TEXTE SOURCE —
.....

Après la libération de la Haute-Savoie, en août 1944, nombreux sont les Juifs réfugiés à Genève qui veulent rejoindre la France. Mais cette dernière est désorganisée, aussi les autorités françaises freinent-elles le retour immédiat des réfugiés. Les autorités suisses, guère complaisantes également, refusent aussi de libérer ces mêmes réfugiés tant qu'ils n'auront pas rempli certaines formalités. Certains tentent alors de passer la frontière clandestinement, et le cimetière se trouve à nouveau en situation idéale pour cela. Le nombre de passages illégaux devient tel que le cimetière est bientôt placé en zone militaire par les autorités genevoises[8]. Quelques personnes, comme Gustave Michon (le gardien du cimetière), ou Aimé Stitelmann, seront du reste condamnées par la justice genevoise pour avoir facilité ces passages. Elles ne seront réhabilitées par le parlement fédéral qu'à partir de l'année 2004, au même titre qu'environ 130 autres personnes qui avaient aussi été condamnées en Suisse durant la Seconde Guerre mondiale pour des motifs similaires.[9]

Destination Palestine, 1947-1948

Après la Seconde Guerre mondiale, les terribles effets de la Shoah provoquent la sympathie du monde entier pour la cause des Juifs européens. L'idée de faire renaître l'Etat d'Israël fait son chemin, aussi des dizaines de milliers de Juifs, rescapés des camps de concentration, souhaitent se rendre sur la terre de leurs ancêtres. La Grande-Bretagne, qui administre encore la Palestine, se refuse cependant à accepter un flux migratoire important. Elle limite donc sérieusement la délivrance de visas. Pour les Juifs réfugiés en Suisse durant le conflit, la situation est même un peu plus compliquée, car rares sont les candidats qui possèdent tous les papiers nécessaires pour pouvoir transiter par la France. Nombreux sont alors ceux qui tentent de se rendre clandestinement en Palestine.

.....

TÂCHE À RÉALISER — D'après le texte source, à partir de quelle année le parlement fédéral a-t-il réhabilité les personnes condamnées pour avoir facilité les passages de la frontière ? Les lignes qui suivent n'ont aucun rapport avec le texte source.

BLOC DE DONNÉES —
.....

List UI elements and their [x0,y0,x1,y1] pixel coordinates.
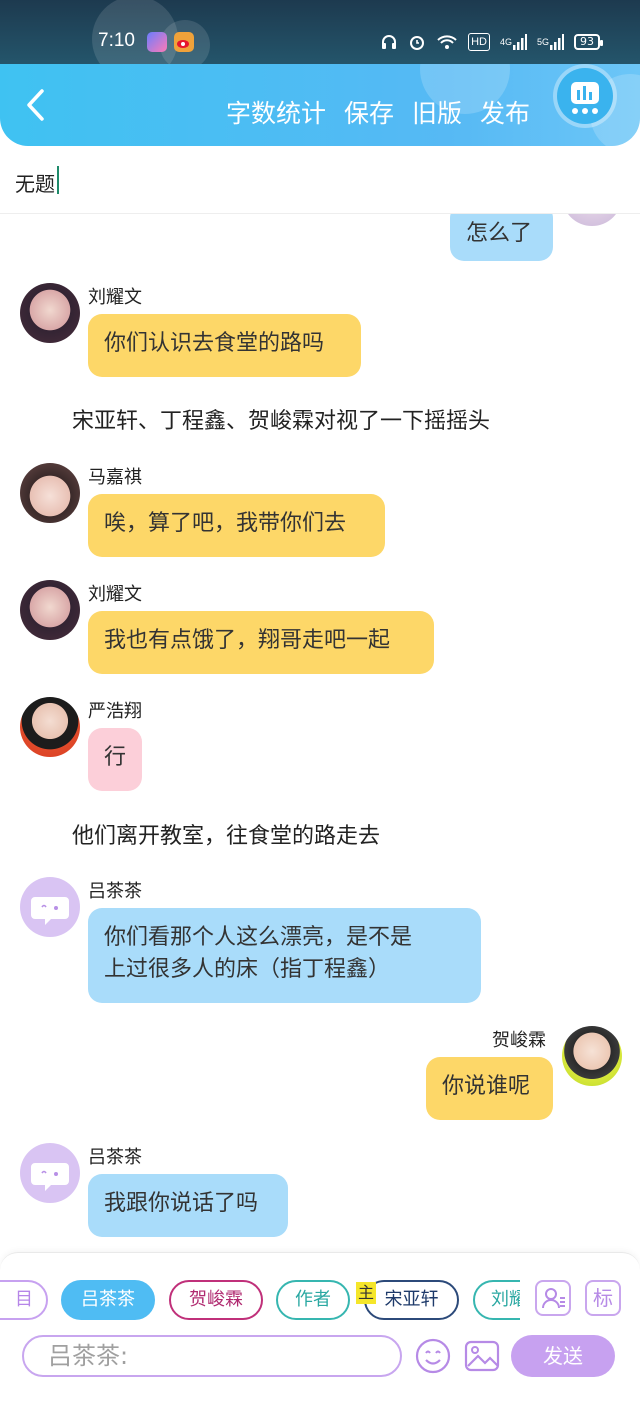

.....

SOLUTION DU PROBLÈME — À partir de 2004.